* _Text for analysis_:
**********
The specialists at DisplayMate have once again pitted some of the hottest devices on the market in a display shootout. This time it’s the new Kindle Fire HDX 8.9, the Apple iPad Air, and the Google Nexus 10 (2012). All of these devices have one thing in common – they have very high resolution displays, which guarantees excellent sharpness. But how are they doing in the other areas that determine the overall quality of a display?
DisplayMate put the three tablets to the test, and these are some of their key findings:
- In terms of sharpness, all three devices are as good as we expected: at a normal viewing distance, pixels are indiscernible for users with normal vision.
- The Kindle Fire takes the round when it comes to brightness. At 527 cd/m2, the 8.9-inch Amazon device clearly outshines its competitors, but the iPad Air still manages a “very good” 449 cd/m2. Brightness is important especially when using the tablet in strong ambient light, though a display that is too bright can sap the battery excessively and produce eyestrain.
**********
* _Exercise aim_:
Write the next part of the article comparing the Kindle Fire HDX 8.9, iPad Air, and Nexus 10 displays, starting right after its last sentence.

* _Data section_:
**********
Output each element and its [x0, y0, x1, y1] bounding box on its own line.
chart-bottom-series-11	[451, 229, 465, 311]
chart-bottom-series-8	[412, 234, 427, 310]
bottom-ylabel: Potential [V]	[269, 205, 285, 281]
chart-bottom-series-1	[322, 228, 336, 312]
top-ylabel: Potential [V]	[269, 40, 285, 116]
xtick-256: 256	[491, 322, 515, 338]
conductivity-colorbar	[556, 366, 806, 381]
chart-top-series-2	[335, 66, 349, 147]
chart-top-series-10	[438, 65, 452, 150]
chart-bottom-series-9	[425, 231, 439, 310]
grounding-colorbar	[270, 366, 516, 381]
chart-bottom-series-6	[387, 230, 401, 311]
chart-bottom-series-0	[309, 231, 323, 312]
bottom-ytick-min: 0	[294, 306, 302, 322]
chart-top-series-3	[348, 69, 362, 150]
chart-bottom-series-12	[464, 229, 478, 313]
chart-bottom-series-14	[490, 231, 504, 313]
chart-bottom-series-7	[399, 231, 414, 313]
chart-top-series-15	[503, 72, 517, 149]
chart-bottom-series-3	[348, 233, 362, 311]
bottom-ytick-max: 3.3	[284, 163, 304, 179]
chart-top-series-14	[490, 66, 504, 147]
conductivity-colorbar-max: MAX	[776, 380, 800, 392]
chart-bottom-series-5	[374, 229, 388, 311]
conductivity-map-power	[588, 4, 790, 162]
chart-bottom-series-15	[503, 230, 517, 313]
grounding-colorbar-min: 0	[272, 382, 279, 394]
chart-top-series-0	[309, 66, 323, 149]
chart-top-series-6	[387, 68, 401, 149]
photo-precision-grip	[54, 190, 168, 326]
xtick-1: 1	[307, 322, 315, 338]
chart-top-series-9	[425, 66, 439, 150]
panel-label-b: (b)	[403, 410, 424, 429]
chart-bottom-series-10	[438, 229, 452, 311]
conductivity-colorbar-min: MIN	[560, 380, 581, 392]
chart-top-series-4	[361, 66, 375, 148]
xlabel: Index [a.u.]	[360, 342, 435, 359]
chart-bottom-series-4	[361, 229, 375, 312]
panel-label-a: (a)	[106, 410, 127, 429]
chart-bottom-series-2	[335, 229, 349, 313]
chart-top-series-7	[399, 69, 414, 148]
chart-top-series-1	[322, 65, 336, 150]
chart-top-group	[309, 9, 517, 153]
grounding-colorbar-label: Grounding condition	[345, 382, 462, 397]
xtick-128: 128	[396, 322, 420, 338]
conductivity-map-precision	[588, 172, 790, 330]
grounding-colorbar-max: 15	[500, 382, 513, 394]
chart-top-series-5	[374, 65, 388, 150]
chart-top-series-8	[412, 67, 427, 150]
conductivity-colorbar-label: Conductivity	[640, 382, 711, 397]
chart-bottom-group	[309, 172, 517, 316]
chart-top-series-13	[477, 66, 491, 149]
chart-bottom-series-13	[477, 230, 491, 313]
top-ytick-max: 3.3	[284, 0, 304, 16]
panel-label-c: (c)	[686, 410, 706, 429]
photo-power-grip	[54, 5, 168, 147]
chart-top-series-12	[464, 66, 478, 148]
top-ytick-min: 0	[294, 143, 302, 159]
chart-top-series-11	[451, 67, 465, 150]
**********
* _Response box_:
- The Amazon Kindle Fire HDX and the iPad Air are very well calibrated, in terms of color intensity scale, image contrast, and color gamut. The two tablets register close to the sRGB/Rec.709 Standard, meaning that they display colors that are close to reality. In fact, they are so precise that they could be used for professional purposes, unlike most TVs and monitors on the market. The Nexus 10, however, lags behind here, having a color gamut than is 58 percent smaller than the standard.
- Screen reflectance is good on the iPad Air, but the Amazon tablet is even better. The Kindle has the lowest reflectance of any tablet tested by DisplayMate. The year-old Nexus 10 is again coming in last, with 54 percent more reflectance than the Kindle Fire HDX.
- Viewing angles are great on all three tablets – they show no noticeable color shift when viewed at angle, though, as with all LCD displays, brightness decreases sharply.
Overall, DisplayMate concludes that the Kindle Fire HDX has the best tablet display it ever tested, “significantly out-performing the iPad Air in Brightness, Screen Reflectance, and high ambient light contrast, plus a first place finish in the very challenging category of Absolute Color Accuracy”. That’s not to say that the iPad Air doesn’t have a great display. Even the Nexus 10, close to the end of its commercial life, is still holding its own pretty good, but the Samsung-made device lost points due to inferior color accuracy. Once the rumored Asus-made Nexus 10 (2013) hits the market, DisplayMate will redo the tests, and we’ll be sure to revisit them.